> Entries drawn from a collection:
________________________
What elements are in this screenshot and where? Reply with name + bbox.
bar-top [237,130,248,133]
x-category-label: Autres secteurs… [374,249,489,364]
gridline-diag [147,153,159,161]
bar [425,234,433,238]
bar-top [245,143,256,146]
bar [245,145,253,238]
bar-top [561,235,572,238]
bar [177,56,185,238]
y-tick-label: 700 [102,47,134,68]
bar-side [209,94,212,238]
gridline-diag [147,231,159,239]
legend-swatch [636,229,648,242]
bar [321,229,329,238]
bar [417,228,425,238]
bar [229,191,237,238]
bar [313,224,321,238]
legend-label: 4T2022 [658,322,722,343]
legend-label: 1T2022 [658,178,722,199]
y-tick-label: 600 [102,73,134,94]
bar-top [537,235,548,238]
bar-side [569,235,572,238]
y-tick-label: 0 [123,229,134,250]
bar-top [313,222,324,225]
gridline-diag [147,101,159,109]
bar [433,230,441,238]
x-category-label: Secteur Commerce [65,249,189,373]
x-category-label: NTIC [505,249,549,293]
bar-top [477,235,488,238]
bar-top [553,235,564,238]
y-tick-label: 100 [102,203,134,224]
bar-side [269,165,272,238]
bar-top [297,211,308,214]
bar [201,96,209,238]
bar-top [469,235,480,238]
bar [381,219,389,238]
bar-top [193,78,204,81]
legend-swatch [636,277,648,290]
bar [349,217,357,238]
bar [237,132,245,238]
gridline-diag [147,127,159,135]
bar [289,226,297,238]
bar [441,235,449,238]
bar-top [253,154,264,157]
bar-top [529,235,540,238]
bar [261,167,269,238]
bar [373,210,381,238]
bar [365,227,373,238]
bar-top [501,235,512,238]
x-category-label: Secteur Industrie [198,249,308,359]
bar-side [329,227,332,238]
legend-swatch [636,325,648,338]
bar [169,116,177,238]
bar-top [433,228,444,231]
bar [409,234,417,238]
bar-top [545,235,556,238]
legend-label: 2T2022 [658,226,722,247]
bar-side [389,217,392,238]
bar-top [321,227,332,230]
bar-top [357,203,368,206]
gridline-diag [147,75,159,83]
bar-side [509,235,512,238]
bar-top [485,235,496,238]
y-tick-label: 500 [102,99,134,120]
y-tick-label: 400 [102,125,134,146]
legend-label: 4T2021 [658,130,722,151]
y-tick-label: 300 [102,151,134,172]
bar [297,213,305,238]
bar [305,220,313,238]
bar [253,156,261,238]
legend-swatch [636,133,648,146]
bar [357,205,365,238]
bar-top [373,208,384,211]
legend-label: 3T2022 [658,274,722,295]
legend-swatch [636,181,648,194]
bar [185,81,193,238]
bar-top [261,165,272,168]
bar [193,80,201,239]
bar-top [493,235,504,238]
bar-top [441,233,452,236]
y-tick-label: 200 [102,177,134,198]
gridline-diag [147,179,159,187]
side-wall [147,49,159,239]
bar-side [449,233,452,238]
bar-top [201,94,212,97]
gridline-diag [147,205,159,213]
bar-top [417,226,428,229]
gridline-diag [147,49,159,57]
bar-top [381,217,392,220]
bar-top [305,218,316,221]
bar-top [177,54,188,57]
________________________
> WHAT THE EXERCISE ASKS: Reproduce verbatim every line of the entries from the very first one through the line containing "bar-top [297,211,308,214]", including both of those lines.

> WRITTEN SOLUTION:
What elements are in this screenshot and where? Reply with name + bbox.
bar-top [237,130,248,133]
x-category-label: Autres secteurs… [374,249,489,364]
gridline-diag [147,153,159,161]
bar [425,234,433,238]
bar-top [245,143,256,146]
bar [245,145,253,238]
bar-top [561,235,572,238]
bar [177,56,185,238]
y-tick-label: 700 [102,47,134,68]
bar-side [209,94,212,238]
gridline-diag [147,231,159,239]
legend-swatch [636,229,648,242]
bar [321,229,329,238]
bar [417,228,425,238]
bar [229,191,237,238]
bar [313,224,321,238]
legend-label: 4T2022 [658,322,722,343]
legend-label: 1T2022 [658,178,722,199]
y-tick-label: 600 [102,73,134,94]
bar-top [537,235,548,238]
bar-side [569,235,572,238]
y-tick-label: 0 [123,229,134,250]
bar-top [313,222,324,225]
gridline-diag [147,101,159,109]
bar [433,230,441,238]
x-category-label: Secteur Commerce [65,249,189,373]
x-category-label: NTIC [505,249,549,293]
bar-top [477,235,488,238]
bar-top [553,235,564,238]
y-tick-label: 100 [102,203,134,224]
bar-side [269,165,272,238]
bar-top [297,211,308,214]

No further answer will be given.